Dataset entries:

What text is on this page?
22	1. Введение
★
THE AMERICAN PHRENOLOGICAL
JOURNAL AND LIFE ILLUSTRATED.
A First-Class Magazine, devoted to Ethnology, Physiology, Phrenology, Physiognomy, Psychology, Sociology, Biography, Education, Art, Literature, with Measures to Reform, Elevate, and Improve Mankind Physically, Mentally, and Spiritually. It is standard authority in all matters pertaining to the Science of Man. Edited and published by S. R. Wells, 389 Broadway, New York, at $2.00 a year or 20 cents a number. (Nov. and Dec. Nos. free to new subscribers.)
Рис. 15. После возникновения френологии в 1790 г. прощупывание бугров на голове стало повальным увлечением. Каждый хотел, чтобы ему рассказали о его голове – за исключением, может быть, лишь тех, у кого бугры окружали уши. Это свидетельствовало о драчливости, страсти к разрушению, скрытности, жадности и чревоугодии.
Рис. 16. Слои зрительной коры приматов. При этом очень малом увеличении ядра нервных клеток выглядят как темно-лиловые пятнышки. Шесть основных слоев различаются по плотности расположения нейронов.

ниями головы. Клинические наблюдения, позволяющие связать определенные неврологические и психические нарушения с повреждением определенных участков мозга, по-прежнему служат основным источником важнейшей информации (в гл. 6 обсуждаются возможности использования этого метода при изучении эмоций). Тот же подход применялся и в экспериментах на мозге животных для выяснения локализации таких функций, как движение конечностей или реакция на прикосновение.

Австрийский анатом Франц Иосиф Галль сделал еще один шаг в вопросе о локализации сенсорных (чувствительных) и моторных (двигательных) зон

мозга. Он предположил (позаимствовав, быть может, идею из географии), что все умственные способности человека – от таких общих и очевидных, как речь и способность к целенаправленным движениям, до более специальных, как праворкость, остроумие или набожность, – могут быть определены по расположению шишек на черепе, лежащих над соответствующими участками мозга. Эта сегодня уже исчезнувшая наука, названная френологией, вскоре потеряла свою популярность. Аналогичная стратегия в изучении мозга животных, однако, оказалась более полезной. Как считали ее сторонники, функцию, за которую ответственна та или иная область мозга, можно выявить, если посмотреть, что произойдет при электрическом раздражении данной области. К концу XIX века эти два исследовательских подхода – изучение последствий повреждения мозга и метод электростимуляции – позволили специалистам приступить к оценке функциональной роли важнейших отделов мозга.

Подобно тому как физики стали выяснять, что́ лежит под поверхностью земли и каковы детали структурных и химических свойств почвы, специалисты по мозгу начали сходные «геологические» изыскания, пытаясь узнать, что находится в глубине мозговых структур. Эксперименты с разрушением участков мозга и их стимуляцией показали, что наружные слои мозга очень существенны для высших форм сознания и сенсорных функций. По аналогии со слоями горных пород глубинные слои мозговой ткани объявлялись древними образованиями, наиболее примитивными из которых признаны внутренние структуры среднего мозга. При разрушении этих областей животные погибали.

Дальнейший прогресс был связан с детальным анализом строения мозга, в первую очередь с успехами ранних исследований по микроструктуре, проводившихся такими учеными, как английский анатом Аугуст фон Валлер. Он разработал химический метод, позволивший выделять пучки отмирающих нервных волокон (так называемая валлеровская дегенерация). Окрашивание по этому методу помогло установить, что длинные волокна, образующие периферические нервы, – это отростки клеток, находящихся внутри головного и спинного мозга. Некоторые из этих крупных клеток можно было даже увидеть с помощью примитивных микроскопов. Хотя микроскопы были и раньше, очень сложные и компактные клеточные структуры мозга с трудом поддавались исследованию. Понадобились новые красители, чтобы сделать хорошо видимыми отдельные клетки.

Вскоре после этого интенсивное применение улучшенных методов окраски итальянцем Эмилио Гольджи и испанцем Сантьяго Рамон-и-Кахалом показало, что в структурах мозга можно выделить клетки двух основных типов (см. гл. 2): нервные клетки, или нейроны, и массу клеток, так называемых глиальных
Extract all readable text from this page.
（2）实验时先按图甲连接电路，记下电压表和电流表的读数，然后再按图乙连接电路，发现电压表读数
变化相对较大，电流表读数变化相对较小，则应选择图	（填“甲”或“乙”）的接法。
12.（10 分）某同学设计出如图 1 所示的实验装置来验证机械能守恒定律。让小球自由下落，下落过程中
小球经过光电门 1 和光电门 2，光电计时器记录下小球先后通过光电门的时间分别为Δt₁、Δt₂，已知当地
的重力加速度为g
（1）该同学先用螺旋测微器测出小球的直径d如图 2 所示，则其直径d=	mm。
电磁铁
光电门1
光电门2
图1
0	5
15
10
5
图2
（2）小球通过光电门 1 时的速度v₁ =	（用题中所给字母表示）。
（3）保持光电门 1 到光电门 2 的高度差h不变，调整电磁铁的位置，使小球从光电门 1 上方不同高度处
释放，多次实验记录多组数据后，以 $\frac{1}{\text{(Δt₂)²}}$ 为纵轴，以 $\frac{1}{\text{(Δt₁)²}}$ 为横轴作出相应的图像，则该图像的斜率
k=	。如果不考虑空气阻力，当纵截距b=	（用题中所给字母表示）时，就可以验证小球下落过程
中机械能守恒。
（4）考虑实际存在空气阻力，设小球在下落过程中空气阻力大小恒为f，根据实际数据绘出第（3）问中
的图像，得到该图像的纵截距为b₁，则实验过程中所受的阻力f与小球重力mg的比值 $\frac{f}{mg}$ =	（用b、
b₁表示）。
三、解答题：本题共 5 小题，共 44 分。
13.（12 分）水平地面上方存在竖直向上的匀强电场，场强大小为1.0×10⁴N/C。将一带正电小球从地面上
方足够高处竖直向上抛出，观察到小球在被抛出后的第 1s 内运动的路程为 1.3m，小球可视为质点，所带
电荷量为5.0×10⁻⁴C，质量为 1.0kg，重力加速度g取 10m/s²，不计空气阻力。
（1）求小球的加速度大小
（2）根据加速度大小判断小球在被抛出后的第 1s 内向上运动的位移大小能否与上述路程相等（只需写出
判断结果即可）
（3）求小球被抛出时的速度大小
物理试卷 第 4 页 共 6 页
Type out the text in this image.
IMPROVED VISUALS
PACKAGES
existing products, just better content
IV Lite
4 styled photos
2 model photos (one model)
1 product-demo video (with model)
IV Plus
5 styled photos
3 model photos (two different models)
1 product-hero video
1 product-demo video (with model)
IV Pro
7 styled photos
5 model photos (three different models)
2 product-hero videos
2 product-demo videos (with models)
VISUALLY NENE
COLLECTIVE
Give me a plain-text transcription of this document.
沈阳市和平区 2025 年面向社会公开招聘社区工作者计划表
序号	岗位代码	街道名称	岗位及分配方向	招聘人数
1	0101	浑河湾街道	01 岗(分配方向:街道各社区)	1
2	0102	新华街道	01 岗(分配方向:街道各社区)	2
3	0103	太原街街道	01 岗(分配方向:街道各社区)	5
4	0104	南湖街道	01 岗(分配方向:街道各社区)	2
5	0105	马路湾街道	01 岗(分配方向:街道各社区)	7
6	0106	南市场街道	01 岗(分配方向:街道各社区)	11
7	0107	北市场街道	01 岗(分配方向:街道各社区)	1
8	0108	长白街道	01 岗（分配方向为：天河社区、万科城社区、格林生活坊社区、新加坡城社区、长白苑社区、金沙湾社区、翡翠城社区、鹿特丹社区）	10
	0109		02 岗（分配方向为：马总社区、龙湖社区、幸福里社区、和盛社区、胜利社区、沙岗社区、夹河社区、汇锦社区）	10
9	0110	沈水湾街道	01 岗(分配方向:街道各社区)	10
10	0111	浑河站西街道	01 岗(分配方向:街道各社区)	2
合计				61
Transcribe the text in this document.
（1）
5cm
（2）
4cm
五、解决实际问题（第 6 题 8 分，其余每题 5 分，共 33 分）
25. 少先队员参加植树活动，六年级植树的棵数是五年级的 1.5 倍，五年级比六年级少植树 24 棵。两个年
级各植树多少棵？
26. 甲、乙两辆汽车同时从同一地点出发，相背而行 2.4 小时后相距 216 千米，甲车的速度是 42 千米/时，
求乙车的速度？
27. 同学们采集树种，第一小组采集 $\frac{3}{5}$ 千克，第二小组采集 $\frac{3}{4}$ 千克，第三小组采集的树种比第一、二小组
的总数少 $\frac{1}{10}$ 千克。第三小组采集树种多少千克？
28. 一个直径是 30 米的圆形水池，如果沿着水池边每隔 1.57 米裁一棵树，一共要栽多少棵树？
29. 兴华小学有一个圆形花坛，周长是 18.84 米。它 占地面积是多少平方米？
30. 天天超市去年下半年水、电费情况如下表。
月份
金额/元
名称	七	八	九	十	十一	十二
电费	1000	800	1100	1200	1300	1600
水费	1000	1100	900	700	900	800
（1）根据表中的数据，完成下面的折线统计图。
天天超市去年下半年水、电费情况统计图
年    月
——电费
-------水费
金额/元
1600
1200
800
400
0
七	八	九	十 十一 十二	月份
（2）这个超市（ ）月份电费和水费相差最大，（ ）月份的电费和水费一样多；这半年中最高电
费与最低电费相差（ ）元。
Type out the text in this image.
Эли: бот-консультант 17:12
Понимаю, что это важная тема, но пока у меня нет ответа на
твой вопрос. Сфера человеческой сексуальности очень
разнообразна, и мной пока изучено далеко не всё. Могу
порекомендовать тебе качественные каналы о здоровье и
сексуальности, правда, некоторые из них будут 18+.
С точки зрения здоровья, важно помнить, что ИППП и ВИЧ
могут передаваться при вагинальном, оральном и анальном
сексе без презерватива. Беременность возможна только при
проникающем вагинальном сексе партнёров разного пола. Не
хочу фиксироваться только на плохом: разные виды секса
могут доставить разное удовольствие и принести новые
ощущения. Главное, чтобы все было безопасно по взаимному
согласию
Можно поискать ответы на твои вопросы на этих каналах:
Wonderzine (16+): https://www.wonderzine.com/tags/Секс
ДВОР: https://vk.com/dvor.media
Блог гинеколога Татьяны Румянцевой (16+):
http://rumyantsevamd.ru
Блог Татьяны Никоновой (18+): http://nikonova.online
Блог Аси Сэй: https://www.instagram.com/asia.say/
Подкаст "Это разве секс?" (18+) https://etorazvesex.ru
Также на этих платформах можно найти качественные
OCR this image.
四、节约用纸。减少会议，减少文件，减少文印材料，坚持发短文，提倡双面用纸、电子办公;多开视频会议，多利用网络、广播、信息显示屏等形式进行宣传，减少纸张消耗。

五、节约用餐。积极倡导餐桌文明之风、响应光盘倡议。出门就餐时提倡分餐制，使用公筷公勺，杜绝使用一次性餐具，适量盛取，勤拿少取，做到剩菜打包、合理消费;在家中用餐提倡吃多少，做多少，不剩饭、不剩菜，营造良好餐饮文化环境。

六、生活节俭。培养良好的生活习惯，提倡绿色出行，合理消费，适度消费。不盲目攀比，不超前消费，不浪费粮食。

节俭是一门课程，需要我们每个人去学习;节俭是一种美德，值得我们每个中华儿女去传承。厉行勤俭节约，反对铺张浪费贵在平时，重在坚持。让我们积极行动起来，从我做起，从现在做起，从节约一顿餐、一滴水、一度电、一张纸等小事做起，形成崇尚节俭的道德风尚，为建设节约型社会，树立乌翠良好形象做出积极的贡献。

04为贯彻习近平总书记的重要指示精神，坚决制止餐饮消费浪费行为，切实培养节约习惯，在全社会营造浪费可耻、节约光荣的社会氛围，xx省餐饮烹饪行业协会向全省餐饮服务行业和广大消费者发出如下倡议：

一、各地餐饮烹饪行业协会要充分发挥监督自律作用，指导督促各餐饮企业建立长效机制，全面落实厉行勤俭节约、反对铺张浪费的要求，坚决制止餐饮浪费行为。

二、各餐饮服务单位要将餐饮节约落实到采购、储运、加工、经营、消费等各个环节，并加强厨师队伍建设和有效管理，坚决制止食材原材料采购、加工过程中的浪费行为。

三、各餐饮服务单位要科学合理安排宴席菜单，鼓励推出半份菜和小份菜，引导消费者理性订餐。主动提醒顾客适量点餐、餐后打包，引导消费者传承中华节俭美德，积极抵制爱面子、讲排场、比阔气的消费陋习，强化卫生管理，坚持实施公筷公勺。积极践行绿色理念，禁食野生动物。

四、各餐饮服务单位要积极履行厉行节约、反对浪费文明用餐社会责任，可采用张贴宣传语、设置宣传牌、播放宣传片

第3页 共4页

> DIRECTIONS
Pull out all lines containing the word "hero" from the entries above.

> REPLY TO THE TASK
1 product-hero video
2 product-hero videos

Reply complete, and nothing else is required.